▸ WHAT IS NEEDED: Collect the lines of the entries where "เอกสาร" shows up.

— START EXTRACTED DATA —

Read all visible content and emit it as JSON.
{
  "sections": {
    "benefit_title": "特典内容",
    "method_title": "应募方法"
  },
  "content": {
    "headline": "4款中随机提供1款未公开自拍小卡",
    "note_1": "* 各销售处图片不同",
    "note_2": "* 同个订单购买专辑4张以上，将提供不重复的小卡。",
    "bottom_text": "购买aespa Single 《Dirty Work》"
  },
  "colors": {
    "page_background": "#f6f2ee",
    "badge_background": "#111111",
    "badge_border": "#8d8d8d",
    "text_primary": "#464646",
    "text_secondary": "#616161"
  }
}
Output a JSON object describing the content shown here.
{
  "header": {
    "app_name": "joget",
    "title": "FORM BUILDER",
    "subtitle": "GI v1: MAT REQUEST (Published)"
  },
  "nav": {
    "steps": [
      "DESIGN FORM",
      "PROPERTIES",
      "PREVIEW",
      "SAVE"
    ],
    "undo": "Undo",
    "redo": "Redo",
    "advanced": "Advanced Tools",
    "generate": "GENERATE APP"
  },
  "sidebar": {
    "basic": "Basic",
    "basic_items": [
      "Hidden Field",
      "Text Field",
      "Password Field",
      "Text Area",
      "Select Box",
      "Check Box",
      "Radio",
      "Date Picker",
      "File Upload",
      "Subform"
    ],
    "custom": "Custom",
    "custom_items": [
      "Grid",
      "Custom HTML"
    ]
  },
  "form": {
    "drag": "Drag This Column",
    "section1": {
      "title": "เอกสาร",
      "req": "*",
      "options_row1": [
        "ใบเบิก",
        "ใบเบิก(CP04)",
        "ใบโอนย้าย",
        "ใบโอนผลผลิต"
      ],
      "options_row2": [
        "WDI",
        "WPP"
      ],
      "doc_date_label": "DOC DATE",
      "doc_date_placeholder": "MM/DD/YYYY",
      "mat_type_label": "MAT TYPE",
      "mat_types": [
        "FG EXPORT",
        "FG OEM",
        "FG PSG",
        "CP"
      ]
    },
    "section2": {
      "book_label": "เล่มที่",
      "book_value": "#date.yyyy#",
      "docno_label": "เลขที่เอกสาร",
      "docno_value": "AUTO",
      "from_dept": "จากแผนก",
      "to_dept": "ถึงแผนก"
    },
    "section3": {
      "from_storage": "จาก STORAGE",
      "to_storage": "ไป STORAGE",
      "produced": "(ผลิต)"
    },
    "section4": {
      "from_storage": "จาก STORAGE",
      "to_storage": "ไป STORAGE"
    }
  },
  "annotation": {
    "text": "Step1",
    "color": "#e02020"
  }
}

— END EXTRACTED DATA —

▸ TASK RESPONSE:
      "title": "เอกสาร",
      "docno_label": "เลขที่เอกสาร",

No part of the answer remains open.